> [Materials provided]
* start *

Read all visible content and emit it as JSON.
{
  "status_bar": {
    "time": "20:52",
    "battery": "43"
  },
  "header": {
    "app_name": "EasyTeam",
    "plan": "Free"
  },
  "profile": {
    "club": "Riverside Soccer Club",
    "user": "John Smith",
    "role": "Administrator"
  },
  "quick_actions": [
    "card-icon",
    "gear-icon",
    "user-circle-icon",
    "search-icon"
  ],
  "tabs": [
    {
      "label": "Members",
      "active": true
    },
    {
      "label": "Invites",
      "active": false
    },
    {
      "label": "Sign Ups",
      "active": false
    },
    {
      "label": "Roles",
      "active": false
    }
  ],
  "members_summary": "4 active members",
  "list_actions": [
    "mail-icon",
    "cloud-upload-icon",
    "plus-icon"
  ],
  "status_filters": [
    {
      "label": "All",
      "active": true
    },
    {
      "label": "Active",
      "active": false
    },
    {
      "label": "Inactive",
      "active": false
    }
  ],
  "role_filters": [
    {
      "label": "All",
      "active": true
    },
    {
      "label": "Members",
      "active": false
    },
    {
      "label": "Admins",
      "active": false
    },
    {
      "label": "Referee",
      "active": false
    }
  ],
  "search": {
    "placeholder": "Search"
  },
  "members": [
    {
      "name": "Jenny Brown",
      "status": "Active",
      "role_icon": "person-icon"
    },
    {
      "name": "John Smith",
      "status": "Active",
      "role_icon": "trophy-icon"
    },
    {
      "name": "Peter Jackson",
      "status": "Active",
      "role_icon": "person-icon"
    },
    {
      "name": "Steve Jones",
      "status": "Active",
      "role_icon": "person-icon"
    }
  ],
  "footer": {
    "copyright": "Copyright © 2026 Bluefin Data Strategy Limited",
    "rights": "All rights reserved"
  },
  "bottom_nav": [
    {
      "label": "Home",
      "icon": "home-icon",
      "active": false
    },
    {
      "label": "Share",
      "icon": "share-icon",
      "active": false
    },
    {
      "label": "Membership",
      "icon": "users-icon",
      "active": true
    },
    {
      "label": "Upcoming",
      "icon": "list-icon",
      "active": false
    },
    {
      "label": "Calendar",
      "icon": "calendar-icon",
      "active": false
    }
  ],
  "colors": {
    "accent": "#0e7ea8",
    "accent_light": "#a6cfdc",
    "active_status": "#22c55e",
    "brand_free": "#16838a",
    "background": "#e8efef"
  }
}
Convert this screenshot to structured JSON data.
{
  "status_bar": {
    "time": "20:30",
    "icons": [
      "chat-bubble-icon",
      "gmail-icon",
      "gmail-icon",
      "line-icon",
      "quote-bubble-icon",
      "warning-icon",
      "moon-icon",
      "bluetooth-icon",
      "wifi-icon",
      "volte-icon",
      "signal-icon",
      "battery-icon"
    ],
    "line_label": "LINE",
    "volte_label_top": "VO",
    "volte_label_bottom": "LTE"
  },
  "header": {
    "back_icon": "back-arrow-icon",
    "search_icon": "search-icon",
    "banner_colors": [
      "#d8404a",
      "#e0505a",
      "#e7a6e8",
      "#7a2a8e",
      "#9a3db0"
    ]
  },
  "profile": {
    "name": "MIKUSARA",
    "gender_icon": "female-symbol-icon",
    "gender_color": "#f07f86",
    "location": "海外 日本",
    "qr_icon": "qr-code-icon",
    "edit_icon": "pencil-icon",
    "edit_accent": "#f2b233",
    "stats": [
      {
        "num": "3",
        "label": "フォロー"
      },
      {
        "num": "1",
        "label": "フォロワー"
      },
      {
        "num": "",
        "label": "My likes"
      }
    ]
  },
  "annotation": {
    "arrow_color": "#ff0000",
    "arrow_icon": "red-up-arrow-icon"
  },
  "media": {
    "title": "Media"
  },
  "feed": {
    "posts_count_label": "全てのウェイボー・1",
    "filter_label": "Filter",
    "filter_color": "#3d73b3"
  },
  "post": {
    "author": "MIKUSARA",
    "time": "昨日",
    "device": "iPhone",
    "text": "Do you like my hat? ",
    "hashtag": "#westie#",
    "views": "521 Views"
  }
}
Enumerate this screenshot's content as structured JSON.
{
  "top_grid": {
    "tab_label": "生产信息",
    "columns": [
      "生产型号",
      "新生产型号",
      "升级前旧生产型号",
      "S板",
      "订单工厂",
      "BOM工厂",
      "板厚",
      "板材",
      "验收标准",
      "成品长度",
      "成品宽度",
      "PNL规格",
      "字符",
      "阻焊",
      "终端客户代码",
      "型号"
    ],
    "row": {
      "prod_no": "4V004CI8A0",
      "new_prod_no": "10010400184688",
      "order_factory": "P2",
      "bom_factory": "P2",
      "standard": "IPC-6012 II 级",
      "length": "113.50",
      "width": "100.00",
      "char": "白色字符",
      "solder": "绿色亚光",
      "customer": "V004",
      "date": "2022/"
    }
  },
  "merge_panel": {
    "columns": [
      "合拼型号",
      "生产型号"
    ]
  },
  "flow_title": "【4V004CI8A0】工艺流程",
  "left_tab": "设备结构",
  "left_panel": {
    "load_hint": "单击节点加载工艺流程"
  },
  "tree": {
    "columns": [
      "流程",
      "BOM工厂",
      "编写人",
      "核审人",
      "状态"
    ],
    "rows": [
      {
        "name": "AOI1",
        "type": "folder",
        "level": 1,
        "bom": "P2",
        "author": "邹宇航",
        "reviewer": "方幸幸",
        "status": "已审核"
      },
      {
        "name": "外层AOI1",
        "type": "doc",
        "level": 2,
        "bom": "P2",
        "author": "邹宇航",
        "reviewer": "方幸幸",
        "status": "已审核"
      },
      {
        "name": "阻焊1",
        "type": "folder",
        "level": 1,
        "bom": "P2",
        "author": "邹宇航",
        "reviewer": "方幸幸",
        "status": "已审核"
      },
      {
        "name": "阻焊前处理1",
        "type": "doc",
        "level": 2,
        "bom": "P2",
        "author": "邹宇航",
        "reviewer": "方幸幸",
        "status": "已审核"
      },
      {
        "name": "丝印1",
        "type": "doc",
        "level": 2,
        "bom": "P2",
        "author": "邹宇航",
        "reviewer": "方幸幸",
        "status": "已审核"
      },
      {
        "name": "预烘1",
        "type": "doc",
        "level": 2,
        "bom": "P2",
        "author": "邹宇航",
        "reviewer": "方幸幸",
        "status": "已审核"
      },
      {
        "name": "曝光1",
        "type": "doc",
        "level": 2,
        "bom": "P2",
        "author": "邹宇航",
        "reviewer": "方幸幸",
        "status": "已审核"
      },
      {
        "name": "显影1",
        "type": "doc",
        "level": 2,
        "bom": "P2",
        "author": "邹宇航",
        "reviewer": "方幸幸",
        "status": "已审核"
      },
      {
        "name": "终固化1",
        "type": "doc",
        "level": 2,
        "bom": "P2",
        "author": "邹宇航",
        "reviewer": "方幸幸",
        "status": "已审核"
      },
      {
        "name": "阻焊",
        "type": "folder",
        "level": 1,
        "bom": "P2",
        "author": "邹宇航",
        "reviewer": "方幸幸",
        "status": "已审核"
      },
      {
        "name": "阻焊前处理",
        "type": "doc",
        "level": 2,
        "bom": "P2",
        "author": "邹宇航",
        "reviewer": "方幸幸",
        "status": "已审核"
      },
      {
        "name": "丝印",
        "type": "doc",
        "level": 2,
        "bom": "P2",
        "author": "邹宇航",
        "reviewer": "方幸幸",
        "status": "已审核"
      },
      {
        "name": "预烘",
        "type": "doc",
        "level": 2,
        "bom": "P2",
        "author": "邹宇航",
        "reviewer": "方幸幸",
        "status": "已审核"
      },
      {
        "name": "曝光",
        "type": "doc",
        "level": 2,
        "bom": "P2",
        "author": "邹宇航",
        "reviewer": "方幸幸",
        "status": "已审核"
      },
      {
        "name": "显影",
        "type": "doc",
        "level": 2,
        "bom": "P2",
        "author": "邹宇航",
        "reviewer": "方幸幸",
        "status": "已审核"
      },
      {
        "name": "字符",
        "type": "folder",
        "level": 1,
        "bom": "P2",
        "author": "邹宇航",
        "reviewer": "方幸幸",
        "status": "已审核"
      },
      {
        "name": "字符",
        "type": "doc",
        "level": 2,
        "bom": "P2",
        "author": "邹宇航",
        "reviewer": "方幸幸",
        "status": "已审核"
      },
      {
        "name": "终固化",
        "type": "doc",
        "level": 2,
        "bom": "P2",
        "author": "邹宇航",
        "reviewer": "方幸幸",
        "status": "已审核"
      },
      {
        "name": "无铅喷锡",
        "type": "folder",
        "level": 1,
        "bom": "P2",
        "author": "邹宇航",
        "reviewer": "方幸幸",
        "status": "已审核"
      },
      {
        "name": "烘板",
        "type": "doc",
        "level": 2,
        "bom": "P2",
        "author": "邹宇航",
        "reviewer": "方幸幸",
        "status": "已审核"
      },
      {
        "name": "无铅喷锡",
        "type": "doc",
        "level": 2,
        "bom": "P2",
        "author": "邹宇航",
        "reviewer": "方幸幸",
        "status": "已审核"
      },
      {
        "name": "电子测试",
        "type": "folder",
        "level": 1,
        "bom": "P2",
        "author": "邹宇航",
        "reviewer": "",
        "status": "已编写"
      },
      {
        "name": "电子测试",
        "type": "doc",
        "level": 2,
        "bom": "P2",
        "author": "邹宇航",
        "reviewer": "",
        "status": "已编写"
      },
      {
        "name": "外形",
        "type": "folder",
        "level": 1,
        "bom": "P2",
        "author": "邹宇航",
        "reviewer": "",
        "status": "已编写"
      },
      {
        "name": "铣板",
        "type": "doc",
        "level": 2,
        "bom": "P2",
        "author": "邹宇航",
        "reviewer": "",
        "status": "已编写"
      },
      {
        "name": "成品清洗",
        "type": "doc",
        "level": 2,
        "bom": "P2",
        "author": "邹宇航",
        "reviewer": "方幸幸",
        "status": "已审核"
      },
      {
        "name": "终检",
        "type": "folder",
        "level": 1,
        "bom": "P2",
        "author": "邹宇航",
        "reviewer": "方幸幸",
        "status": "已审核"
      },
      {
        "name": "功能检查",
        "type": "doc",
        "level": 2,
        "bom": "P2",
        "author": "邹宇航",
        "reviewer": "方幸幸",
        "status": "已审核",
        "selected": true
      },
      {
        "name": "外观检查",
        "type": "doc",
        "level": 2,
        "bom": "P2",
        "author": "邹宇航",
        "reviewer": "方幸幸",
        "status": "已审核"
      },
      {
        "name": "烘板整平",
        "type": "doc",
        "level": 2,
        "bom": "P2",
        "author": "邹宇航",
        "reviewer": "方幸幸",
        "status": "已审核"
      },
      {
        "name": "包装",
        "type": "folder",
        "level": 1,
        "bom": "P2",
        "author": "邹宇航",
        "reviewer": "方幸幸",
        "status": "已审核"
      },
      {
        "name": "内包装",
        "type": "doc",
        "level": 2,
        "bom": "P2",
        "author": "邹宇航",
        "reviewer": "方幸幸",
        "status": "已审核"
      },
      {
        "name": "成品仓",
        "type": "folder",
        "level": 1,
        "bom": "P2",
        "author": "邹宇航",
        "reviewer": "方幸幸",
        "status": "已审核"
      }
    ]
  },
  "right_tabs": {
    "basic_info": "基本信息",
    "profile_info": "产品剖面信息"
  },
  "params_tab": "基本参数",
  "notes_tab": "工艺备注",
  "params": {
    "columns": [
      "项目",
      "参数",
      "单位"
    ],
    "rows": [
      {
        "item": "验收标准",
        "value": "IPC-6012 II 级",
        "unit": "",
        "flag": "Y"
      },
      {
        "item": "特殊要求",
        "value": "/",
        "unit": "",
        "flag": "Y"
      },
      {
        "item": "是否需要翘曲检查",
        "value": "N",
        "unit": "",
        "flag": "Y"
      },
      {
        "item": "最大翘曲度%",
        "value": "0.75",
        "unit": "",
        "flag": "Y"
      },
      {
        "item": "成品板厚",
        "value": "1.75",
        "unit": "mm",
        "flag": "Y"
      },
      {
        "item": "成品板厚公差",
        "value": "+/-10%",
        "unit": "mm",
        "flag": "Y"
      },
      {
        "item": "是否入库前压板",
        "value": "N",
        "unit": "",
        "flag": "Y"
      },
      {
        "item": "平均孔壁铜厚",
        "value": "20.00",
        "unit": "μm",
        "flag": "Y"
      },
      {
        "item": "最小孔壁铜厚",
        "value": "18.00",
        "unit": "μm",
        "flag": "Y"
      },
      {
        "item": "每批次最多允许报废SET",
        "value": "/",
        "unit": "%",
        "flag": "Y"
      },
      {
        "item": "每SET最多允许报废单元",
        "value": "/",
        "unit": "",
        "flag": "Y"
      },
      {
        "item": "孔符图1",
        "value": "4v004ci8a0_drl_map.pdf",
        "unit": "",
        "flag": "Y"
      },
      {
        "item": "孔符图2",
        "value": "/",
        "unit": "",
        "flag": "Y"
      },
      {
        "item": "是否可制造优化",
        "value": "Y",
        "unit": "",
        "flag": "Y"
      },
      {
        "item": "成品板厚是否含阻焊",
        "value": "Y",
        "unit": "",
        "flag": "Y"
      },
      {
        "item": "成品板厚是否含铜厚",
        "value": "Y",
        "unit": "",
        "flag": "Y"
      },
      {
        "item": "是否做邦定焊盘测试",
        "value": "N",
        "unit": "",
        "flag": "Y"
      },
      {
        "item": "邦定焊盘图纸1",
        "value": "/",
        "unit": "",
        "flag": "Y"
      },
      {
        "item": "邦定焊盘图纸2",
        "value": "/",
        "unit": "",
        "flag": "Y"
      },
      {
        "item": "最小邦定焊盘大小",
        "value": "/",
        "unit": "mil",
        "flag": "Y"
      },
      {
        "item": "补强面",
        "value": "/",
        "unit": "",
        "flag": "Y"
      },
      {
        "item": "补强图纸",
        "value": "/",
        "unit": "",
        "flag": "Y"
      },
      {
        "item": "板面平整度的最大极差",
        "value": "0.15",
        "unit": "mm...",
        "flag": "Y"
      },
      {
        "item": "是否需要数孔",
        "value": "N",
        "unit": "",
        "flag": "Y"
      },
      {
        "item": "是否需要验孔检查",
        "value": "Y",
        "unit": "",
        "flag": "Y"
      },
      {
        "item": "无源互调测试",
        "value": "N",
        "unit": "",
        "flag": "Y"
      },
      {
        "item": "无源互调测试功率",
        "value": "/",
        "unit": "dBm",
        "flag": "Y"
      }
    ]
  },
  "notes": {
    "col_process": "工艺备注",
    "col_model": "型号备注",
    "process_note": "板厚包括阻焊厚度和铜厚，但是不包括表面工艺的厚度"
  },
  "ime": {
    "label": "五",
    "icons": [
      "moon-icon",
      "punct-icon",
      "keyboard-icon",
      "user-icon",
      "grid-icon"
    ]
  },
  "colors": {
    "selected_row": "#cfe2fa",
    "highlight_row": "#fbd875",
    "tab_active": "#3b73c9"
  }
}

* end *

> [Given instruction]
From the data above, copy each line that holds "JSON".

> [Answer to the task]
Read all visible content and emit it as JSON.
Convert this screenshot to structured JSON data.
Enumerate this screenshot's content as structured JSON.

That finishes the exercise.